# WHAT THE TASK REQUIRES:
Give the count of lines holding the string "this" and nothing else.

# THE RECORDS:
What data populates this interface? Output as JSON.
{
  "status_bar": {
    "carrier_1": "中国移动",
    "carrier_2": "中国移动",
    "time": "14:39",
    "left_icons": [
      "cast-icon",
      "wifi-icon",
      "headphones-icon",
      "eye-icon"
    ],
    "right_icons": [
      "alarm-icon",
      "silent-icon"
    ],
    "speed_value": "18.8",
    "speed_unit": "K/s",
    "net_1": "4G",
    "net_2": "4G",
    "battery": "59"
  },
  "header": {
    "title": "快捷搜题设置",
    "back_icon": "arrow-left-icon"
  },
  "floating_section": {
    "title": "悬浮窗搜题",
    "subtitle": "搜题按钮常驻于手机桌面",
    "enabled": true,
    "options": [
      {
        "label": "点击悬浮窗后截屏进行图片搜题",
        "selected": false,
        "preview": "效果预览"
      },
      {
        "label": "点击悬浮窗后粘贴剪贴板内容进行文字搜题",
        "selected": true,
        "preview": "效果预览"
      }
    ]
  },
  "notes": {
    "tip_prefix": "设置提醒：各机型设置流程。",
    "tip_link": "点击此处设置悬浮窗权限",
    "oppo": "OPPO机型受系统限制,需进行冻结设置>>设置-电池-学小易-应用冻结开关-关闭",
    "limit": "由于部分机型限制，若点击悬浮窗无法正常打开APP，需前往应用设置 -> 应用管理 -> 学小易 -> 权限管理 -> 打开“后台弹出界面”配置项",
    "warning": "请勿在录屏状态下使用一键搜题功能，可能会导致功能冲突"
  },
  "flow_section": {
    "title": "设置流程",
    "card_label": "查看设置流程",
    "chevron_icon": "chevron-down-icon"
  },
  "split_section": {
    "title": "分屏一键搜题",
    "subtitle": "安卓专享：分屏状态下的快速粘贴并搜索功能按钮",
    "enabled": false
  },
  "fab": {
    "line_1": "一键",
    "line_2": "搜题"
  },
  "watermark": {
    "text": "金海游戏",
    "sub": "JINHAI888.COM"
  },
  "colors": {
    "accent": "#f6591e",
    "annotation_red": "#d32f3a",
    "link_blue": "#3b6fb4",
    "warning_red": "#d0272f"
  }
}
...
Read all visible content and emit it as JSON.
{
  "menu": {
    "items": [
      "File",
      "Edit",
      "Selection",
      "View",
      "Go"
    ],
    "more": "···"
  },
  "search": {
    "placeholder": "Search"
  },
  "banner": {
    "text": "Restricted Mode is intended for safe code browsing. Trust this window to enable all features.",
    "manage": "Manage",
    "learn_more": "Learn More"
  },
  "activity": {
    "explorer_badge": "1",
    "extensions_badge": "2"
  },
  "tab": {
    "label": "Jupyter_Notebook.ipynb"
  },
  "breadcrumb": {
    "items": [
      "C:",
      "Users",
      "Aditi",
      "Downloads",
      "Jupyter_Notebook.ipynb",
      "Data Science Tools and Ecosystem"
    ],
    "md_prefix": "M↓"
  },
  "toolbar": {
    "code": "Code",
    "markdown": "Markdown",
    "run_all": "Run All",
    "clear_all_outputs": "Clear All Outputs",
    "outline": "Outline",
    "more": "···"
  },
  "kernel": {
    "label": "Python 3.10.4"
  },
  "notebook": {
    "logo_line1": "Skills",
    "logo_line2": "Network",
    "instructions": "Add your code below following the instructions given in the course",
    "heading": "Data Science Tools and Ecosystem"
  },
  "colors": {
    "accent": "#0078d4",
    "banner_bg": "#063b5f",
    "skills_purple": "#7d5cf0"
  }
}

# RESULT BELOW:
2